Extracts from a graphics dataset:

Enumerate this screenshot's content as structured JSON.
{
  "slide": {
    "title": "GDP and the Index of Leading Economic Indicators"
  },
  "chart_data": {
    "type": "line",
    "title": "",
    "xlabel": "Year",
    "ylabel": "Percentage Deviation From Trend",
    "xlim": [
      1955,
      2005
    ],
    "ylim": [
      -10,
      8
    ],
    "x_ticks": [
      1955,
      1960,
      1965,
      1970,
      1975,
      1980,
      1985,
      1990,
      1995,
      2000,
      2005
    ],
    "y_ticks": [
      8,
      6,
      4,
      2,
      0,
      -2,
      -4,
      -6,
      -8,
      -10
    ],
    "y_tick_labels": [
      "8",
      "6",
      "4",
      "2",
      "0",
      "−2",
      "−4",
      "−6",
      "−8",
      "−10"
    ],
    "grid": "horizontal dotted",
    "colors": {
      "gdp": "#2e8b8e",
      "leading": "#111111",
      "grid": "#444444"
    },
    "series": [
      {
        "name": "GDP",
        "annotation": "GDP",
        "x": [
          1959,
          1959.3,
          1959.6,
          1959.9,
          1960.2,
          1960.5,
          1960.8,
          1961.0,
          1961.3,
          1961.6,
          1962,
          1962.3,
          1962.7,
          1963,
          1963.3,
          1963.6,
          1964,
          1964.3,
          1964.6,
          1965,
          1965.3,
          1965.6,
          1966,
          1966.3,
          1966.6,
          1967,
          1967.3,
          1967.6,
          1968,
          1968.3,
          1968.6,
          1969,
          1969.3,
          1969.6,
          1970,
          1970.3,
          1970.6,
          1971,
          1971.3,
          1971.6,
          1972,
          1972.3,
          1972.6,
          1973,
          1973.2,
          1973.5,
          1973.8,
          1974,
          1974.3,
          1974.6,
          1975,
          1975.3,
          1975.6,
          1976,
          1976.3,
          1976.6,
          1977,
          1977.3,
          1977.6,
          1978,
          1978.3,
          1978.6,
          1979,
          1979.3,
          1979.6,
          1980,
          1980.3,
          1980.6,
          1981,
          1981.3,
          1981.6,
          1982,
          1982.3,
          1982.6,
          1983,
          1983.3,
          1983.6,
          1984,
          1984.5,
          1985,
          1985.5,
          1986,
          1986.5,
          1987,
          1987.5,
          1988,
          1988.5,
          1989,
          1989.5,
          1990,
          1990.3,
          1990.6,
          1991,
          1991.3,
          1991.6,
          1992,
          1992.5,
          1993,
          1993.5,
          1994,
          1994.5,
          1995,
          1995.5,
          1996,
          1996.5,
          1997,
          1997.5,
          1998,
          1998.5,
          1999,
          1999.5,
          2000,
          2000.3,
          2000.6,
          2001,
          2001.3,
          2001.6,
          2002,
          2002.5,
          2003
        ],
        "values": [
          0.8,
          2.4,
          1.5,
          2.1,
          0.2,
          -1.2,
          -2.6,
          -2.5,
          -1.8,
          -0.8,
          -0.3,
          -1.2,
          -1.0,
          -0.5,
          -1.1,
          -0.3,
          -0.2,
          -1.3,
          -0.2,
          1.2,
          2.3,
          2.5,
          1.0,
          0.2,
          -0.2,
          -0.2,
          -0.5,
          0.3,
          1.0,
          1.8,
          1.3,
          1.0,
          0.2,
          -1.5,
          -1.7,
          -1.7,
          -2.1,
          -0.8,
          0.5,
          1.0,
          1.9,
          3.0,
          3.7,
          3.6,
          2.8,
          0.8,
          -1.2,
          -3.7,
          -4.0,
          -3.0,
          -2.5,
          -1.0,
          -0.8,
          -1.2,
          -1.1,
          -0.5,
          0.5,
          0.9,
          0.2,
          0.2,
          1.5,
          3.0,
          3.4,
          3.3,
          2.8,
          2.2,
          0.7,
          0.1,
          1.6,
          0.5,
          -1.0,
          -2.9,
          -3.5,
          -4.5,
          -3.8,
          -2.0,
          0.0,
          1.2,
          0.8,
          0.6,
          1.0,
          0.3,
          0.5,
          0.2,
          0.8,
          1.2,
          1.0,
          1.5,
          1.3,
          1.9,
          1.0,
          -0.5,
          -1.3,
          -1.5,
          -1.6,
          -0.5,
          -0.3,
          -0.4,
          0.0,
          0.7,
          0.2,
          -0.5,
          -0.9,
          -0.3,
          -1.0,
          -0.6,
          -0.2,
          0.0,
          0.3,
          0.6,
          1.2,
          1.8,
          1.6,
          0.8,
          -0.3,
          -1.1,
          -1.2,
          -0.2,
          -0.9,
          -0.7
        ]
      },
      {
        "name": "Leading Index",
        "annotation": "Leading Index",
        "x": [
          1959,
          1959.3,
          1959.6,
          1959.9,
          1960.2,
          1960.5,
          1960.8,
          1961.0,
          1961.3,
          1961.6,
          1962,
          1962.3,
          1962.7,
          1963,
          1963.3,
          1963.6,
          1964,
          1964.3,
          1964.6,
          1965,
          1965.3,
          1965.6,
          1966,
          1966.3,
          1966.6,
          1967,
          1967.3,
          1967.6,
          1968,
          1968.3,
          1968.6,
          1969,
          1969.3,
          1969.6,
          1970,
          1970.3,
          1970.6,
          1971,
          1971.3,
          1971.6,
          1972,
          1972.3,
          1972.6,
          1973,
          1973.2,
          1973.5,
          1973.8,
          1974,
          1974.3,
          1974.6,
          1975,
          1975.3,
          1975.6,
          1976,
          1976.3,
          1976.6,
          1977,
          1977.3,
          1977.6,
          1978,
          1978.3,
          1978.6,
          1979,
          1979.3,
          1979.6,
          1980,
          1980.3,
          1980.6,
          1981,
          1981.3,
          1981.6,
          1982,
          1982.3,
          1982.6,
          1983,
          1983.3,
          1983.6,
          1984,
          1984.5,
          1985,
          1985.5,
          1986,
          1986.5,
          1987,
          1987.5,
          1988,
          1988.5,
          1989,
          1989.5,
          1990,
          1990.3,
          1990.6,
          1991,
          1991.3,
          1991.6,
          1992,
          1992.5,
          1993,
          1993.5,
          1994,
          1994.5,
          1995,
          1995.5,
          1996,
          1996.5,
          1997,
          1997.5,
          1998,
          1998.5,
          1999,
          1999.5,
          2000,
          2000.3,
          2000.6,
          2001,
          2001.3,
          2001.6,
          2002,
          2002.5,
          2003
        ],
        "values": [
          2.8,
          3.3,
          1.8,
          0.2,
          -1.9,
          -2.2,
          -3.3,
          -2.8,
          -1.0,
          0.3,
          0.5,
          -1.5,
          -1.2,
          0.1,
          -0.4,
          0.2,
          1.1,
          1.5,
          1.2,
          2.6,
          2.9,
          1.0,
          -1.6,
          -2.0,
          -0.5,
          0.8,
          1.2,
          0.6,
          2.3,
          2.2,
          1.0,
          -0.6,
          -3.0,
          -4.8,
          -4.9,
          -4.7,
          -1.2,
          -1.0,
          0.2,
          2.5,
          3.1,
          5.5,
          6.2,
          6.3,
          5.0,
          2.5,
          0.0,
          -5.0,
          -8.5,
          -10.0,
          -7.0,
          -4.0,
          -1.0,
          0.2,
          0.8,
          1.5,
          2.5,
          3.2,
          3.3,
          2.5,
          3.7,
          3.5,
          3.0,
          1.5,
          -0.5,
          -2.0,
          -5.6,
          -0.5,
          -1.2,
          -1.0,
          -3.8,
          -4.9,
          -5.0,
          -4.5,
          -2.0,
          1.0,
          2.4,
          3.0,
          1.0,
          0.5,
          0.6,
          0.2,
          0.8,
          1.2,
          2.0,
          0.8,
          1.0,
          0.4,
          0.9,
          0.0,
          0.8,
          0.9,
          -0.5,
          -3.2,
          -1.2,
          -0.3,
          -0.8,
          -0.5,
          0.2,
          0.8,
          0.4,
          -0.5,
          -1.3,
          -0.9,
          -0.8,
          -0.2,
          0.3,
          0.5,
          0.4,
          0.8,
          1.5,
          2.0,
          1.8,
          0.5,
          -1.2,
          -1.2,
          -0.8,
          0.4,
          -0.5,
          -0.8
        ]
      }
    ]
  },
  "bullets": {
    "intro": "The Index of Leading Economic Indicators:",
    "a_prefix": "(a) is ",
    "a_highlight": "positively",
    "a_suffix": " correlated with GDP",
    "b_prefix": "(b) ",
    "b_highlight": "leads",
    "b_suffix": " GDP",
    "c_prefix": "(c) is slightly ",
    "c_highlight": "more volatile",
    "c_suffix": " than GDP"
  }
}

:: Exercise directions ::
In the records above, collect each line with "grid".

:: Task solution ::
    "grid": "horizontal dotted",
      "grid": "#444444"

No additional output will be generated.